# Flea market finds



## 43rdMuscle (Mar 8, 2008)

I bought this box (#1) for $15. I have'nt been into HO slots for about 40 yrs. or so. How'd I do? 










The box below (#2) was only $10. Was it worth it? 










Thanx, Frank

--


----------



## ScottD961 (Jan 31, 2008)

Hey 43rd, you did really good ! Welcome to the board. Are you selling any of that , LOL !?


----------



## Bill Hall (Jan 6, 2007)

Ya dun good!

Money ball is the lime buggy carcass!


----------



## 43rdMuscle (Mar 8, 2008)

ScottD961 said:


> Are you selling any of that , LOL !?


 No, but a trade for 1/43 American muscle cars might work. 
Frank

--


----------



## SplitPoster (May 16, 2006)

Wish I had something to trade for box #1..... maybe small bunch of ho diecast? HW and others, mostly unopened in package, including maybe one or two "gold plated" nascar cars that came from relative who worked for sponsor - racing champions? don't know right off. Not into diecast now but I used to pick up HW I liked the looks of and stick em in a box.
• • • • •
> [Exercise tasks]:
(1) Translate this sentence from the forum thread into Spanish: "No, but a trade for 1/43 American muscle cars might work."
(2) In the entries, present everything from the line containing "597, 699, 617]" down to the line containing "593, 876, 617]", both included, as a numbered list, leaving out any blank lines.

> [Box annotation data]:
• • • • •
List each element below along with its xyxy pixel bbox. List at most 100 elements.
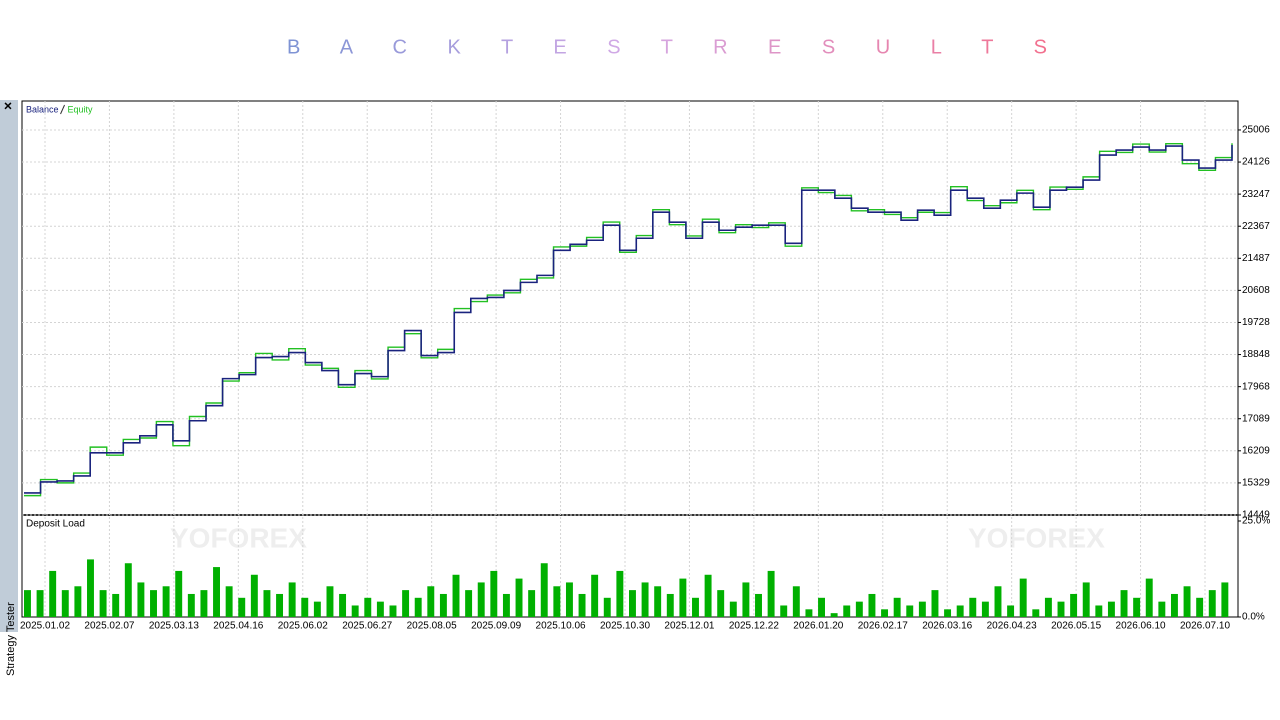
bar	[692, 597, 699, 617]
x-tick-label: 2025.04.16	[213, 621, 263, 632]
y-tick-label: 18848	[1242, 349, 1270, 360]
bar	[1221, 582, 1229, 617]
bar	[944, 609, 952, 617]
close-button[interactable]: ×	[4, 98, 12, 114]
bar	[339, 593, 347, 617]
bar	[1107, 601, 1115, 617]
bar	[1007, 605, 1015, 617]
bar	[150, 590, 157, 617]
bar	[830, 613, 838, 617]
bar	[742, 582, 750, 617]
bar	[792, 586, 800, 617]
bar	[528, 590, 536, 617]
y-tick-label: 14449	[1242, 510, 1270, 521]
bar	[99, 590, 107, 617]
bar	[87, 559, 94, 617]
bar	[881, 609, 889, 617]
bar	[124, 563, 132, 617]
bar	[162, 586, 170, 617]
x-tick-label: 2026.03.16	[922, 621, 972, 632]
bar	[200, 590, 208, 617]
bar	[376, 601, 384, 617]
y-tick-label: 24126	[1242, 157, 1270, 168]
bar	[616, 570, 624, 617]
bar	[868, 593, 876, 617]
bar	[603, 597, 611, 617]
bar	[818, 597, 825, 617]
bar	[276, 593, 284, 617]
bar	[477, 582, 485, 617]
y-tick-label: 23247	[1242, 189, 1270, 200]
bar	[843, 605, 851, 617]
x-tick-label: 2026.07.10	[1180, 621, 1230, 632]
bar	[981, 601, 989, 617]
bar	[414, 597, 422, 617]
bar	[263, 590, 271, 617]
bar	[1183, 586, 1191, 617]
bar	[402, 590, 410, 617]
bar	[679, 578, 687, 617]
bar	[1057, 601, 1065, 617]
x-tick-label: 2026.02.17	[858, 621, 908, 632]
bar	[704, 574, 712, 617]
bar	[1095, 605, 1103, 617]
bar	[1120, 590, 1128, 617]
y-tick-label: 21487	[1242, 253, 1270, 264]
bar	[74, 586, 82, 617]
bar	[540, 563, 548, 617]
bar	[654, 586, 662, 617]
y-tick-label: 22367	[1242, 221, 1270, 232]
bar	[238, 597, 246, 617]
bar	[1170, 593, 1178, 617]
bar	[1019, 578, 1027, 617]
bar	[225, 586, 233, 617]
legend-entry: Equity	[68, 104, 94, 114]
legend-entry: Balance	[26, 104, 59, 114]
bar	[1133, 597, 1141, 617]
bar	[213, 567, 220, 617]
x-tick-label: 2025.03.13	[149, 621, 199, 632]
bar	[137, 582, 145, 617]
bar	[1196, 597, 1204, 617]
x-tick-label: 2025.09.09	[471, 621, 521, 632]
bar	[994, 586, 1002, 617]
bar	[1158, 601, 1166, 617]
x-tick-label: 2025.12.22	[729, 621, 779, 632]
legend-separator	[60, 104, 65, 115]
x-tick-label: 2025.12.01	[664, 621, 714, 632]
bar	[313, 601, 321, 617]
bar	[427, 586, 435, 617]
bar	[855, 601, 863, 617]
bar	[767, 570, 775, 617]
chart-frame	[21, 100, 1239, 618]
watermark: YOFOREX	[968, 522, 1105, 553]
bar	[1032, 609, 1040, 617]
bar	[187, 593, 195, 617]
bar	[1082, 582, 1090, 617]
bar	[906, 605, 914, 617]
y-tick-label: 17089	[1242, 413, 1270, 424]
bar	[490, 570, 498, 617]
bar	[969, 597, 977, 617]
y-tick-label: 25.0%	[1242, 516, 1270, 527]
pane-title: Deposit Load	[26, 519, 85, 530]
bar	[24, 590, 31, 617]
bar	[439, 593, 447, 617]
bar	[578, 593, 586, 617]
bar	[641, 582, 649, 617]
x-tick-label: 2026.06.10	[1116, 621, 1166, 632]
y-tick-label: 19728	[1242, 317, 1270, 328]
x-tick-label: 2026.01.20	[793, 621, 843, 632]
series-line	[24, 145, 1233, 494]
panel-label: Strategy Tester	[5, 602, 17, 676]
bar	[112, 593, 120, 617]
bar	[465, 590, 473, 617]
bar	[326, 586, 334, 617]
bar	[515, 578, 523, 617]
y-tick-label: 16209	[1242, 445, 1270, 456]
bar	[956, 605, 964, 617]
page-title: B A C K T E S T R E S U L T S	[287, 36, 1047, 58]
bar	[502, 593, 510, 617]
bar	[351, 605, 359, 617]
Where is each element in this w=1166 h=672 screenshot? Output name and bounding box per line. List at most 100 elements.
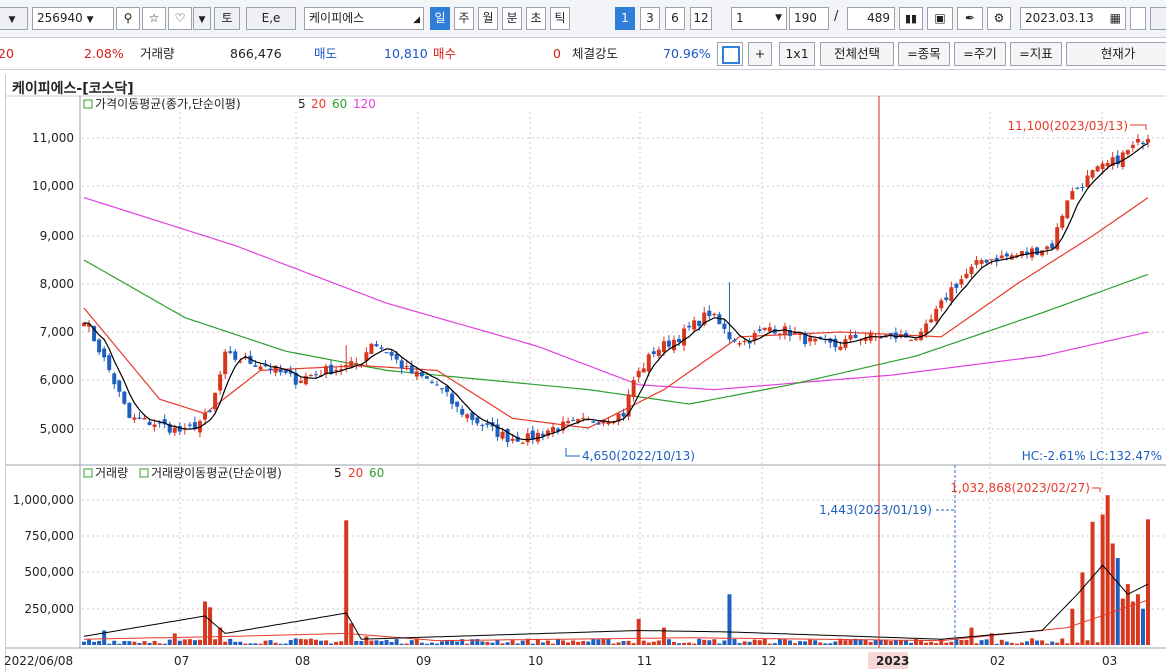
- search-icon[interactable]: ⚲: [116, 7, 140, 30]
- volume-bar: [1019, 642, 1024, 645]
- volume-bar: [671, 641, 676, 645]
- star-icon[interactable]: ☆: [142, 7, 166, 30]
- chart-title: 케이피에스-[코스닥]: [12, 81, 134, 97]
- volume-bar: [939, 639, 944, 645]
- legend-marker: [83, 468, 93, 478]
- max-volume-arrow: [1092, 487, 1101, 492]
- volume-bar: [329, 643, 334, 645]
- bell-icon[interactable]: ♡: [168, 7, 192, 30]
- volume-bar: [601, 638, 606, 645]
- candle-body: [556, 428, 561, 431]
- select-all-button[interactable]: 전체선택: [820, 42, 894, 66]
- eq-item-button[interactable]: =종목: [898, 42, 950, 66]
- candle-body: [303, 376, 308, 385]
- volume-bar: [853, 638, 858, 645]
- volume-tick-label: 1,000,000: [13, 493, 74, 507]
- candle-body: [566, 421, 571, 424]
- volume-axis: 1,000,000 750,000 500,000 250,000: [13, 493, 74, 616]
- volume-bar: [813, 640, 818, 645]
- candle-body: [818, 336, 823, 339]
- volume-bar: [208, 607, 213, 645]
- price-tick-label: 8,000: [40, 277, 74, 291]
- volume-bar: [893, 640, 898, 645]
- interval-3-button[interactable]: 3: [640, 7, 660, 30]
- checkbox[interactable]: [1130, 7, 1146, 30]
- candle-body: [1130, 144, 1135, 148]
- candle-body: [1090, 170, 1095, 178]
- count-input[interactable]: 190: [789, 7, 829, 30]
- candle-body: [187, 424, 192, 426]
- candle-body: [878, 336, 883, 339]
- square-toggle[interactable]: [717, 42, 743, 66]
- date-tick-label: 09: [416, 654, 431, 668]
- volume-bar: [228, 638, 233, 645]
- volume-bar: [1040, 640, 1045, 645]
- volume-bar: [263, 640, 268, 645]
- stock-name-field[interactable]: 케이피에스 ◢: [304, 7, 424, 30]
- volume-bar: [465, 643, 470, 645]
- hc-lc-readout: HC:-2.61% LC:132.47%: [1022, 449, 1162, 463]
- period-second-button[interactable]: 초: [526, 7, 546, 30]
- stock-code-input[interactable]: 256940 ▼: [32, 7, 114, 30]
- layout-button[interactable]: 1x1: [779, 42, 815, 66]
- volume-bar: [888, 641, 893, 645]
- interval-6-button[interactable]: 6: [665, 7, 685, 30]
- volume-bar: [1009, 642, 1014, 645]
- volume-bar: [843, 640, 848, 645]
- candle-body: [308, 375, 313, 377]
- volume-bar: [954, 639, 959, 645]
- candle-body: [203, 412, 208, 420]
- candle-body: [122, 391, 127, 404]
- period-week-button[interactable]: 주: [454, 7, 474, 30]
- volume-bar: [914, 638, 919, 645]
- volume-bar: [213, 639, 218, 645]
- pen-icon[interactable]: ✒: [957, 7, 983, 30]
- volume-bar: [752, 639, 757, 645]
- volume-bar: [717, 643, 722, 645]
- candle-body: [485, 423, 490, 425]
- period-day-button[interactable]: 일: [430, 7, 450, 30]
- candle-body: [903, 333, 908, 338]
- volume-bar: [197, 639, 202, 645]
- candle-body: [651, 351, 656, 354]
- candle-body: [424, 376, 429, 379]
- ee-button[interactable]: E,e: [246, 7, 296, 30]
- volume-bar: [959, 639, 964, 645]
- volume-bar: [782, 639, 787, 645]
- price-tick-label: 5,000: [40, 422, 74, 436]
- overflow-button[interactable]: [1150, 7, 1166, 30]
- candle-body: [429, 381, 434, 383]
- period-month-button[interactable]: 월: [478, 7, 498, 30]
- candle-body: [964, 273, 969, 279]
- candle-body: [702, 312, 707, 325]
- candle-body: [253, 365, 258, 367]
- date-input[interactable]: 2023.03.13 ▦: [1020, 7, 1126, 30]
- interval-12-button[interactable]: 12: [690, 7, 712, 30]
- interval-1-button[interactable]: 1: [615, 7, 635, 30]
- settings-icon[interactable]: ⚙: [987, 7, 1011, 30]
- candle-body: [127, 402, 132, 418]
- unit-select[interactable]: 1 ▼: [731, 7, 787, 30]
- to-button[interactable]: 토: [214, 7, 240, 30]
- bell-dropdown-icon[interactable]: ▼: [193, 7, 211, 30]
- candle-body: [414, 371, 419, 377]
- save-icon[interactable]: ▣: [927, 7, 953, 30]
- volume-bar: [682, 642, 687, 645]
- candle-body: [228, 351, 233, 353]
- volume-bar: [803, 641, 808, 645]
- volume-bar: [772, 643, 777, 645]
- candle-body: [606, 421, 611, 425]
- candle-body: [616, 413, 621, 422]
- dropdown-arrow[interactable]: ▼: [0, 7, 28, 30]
• • • • •
> [Solutions in order]:
(1) No, pero un intercambio por autos muscle estadounidenses a escala 1/43 podría funcionar.

(2)
1. bar	[692, 597, 699, 617]
2. x-tick-label: 2025.04.16	[213, 621, 263, 632]
3. y-tick-label: 18848	[1242, 349, 1270, 360]
4. bar	[1221, 582, 1229, 617]
5. bar	[944, 609, 952, 617]
6. close-button[interactable]: ×	[4, 98, 12, 114]
7. bar	[339, 593, 347, 617]
8. bar	[1107, 601, 1115, 617]
9. bar	[1007, 605, 1015, 617]
10. bar	[150, 590, 157, 617]
11. bar	[830, 613, 838, 617]
12. bar	[742, 582, 750, 617]
13. bar	[792, 586, 800, 617]
14. bar	[528, 590, 536, 617]
15. y-tick-label: 14449	[1242, 510, 1270, 521]
16. bar	[99, 590, 107, 617]
17. bar	[87, 559, 94, 617]
18. bar	[881, 609, 889, 617]
19. bar	[124, 563, 132, 617]
20. bar	[162, 586, 170, 617]
21. x-tick-label: 2026.03.16	[922, 621, 972, 632]
22. bar	[200, 590, 208, 617]
23. bar	[376, 601, 384, 617]
24. y-tick-label: 24126	[1242, 157, 1270, 168]
25. bar	[616, 570, 624, 617]
26. bar	[868, 593, 876, 617]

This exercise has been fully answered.